• [Stored data entries]

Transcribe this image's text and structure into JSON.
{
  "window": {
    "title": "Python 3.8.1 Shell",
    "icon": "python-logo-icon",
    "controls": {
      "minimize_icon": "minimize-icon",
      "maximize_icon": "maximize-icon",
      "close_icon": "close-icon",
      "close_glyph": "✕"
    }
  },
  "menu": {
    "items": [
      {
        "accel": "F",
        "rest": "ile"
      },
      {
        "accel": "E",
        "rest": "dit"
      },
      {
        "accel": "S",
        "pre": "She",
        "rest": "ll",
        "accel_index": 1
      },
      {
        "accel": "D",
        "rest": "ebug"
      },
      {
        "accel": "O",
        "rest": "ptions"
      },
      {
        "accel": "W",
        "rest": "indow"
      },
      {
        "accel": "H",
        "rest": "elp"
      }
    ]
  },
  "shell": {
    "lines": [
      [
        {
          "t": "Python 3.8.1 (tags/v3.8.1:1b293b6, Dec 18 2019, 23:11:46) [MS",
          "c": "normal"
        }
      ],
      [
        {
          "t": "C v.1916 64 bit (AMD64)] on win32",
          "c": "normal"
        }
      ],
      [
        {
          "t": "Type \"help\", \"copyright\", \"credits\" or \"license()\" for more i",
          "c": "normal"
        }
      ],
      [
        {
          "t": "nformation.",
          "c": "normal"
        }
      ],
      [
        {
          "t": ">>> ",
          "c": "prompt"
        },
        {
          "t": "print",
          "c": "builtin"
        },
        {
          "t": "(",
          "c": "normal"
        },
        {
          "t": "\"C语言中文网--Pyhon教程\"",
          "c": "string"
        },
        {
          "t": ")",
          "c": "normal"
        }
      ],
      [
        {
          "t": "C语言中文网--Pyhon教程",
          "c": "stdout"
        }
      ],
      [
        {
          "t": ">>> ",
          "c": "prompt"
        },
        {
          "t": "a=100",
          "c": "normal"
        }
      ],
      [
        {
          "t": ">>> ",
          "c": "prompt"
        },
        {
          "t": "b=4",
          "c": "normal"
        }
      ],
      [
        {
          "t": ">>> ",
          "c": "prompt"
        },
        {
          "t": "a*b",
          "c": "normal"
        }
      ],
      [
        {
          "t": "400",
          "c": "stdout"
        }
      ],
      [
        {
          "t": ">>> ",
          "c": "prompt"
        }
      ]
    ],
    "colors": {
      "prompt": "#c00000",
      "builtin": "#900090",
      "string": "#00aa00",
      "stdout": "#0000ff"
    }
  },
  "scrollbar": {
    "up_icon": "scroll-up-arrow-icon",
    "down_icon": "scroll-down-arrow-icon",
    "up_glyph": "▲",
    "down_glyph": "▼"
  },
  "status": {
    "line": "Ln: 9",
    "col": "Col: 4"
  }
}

• [The request]
Write every record out again, unaltered.

• [Task answer]
Transcribe this image's text and structure into JSON.
{
  "window": {
    "title": "Python 3.8.1 Shell",
    "icon": "python-logo-icon",
    "controls": {
      "minimize_icon": "minimize-icon",
      "maximize_icon": "maximize-icon",
      "close_icon": "close-icon",
      "close_glyph": "✕"
    }
  },
  "menu": {
    "items": [
      {
        "accel": "F",
        "rest": "ile"
      },
      {
        "accel": "E",
        "rest": "dit"
      },
      {
        "accel": "S",
        "pre": "She",
        "rest": "ll",
        "accel_index": 1
      },
      {
        "accel": "D",
        "rest": "ebug"
      },
      {
        "accel": "O",
        "rest": "ptions"
      },
      {
        "accel": "W",
        "rest": "indow"
      },
      {
        "accel": "H",
        "rest": "elp"
      }
    ]
  },
  "shell": {
    "lines": [
      [
        {
          "t": "Python 3.8.1 (tags/v3.8.1:1b293b6, Dec 18 2019, 23:11:46) [MS",
          "c": "normal"
        }
      ],
      [
        {
          "t": "C v.1916 64 bit (AMD64)] on win32",
          "c": "normal"
        }
      ],
      [
        {
          "t": "Type \"help\", \"copyright\", \"credits\" or \"license()\" for more i",
          "c": "normal"
        }
      ],
      [
        {
          "t": "nformation.",
          "c": "normal"
        }
      ],
      [
        {
          "t": ">>> ",
          "c": "prompt"
        },
        {
          "t": "print",
          "c": "builtin"
        },
        {
          "t": "(",
          "c": "normal"
        },
        {
          "t": "\"C语言中文网--Pyhon教程\"",
          "c": "string"
        },
        {
          "t": ")",
          "c": "normal"
        }
      ],
      [
        {
          "t": "C语言中文网--Pyhon教程",
          "c": "stdout"
        }
      ],
      [
        {
          "t": ">>> ",
          "c": "prompt"
        },
        {
          "t": "a=100",
          "c": "normal"
        }
      ],
      [
        {
          "t": ">>> ",
          "c": "prompt"
        },
        {
          "t": "b=4",
          "c": "normal"
        }
      ],
      [
        {
          "t": ">>> ",
          "c": "prompt"
        },
        {
          "t": "a*b",
          "c": "normal"
        }
      ],
      [
        {
          "t": "400",
          "c": "stdout"
        }
      ],
      [
        {
          "t": ">>> ",
          "c": "prompt"
        }
      ]
    ],
    "colors": {
      "prompt": "#c00000",
      "builtin": "#900090",
      "string": "#00aa00",
      "stdout": "#0000ff"
    }
  },
  "scrollbar": {
    "up_icon": "scroll-up-arrow-icon",
    "down_icon": "scroll-down-arrow-icon",
    "up_glyph": "▲",
    "down_glyph": "▼"
  },
  "status": {
    "line": "Ln: 9",
    "col": "Col: 4"
  }
}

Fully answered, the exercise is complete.